## [Record extracts]
◆ ◆ ◆ ◆

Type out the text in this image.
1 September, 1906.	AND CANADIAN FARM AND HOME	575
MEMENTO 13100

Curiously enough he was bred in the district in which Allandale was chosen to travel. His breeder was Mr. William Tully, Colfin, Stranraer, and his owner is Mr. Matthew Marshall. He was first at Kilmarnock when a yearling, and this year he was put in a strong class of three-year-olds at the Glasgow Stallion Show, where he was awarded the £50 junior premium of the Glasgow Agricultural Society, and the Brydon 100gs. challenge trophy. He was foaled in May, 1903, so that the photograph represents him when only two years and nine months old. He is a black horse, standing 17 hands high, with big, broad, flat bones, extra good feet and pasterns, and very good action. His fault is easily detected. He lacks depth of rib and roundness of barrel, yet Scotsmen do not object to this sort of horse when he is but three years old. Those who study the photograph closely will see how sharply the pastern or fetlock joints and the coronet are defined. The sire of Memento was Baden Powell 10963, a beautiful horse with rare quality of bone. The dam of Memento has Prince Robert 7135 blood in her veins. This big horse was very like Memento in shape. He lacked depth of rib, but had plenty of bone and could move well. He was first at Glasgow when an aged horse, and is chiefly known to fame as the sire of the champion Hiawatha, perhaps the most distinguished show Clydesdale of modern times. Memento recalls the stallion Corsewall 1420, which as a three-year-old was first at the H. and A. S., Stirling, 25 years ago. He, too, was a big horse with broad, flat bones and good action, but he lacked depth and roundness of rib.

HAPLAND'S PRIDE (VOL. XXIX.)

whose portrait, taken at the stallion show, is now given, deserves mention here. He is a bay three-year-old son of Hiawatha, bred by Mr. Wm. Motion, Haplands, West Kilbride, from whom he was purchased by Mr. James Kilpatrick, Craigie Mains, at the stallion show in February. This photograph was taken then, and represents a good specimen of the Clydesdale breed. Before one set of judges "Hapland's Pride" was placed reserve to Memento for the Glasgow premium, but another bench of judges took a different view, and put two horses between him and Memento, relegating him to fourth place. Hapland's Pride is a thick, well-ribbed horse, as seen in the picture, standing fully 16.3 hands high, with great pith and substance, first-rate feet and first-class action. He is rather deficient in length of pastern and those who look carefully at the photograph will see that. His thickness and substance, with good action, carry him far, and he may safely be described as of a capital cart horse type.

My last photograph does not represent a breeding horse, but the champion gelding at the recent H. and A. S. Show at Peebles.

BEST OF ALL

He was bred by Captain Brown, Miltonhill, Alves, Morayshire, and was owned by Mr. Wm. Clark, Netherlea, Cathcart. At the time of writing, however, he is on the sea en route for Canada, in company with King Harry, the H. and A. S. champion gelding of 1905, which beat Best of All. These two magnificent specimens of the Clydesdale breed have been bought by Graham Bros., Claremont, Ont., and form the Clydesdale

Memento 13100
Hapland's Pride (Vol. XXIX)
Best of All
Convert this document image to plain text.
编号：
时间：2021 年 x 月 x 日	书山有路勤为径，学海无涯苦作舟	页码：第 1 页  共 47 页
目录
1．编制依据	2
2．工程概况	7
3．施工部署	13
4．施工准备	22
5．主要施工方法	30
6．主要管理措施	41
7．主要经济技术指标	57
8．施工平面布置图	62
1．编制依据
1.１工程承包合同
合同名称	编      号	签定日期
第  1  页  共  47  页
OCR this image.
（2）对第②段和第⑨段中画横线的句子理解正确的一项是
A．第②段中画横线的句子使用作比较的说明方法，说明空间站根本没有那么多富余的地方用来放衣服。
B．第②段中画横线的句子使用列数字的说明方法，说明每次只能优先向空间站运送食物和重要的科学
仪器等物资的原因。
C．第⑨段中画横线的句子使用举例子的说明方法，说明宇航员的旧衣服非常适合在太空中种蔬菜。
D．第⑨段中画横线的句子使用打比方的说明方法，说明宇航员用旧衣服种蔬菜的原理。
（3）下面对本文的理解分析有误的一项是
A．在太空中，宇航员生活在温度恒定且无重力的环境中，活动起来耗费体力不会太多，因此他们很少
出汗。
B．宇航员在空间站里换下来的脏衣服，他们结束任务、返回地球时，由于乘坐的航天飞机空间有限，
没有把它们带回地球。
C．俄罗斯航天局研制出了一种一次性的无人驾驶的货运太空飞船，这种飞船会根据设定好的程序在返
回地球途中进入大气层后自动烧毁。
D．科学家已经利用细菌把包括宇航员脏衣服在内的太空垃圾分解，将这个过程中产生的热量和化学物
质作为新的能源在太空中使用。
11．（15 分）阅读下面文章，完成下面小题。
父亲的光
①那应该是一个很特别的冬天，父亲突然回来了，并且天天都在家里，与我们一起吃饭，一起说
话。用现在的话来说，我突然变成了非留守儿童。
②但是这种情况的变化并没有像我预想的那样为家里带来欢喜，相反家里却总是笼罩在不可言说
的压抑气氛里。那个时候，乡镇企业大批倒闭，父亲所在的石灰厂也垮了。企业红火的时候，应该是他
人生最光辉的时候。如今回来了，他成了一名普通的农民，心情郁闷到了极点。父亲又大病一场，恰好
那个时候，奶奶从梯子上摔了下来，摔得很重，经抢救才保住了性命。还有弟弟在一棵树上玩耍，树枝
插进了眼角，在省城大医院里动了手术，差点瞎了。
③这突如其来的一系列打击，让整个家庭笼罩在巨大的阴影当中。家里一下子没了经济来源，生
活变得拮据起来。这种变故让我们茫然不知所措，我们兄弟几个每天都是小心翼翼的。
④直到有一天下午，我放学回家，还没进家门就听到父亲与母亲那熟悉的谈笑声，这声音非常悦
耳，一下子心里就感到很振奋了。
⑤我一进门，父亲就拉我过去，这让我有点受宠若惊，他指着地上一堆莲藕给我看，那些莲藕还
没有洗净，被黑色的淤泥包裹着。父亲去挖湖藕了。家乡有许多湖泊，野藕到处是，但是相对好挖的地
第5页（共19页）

◆ ◆ ◆ ◆

## [Given exercise]
Copy out each line that contains the word "champion".

## [Complete answer]
Curiously enough he was bred in the district in which Allandale was chosen to travel. His breeder was Mr. William Tully, Colfin, Stranraer, and his owner is Mr. Matthew Marshall. He was first at Kilmarnock when a yearling, and this year he was put in a strong class of three-year-olds at the Glasgow Stallion Show, where he was awarded the £50 junior premium of the Glasgow Agricultural Society, and the Brydon 100gs. challenge trophy. He was foaled in May, 1903, so that the photograph represents him when only two years and nine months old. He is a black horse, standing 17 hands high, with big, broad, flat bones, extra good feet and pasterns, and very good action. His fault is easily detected. He lacks depth of rib and roundness of barrel, yet Scotsmen do not object to this sort of horse when he is but three years old. Those who study the photograph closely will see how sharply the pastern or fetlock joints and the coronet are defined. The sire of Memento was Baden Powell 10963, a beautiful horse with rare quality of bone. The dam of Memento has Prince Robert 7135 blood in her veins. This big horse was very like Memento in shape. He lacked depth of rib, but had plenty of bone and could move well. He was first at Glasgow when an aged horse, and is chiefly known to fame as the sire of the champion Hiawatha, perhaps the most distinguished show Clydesdale of modern times. Memento recalls the stallion Corsewall 1420, which as a three-year-old was first at the H. and A. S., Stirling, 25 years ago. He, too, was a big horse with broad, flat bones and good action, but he lacked depth and roundness of rib.
My last photograph does not represent a breeding horse, but the champion gelding at the recent H. and A. S. Show at Peebles.
He was bred by Captain Brown, Miltonhill, Alves, Morayshire, and was owned by Mr. Wm. Clark, Netherlea, Cathcart. At the time of writing, however, he is on the sea en route for Canada, in company with King Harry, the H. and A. S. champion gelding of 1905, which beat Best of All. These two magnificent specimens of the Clydesdale breed have been bought by Graham Bros., Claremont, Ont., and form the Clydesdale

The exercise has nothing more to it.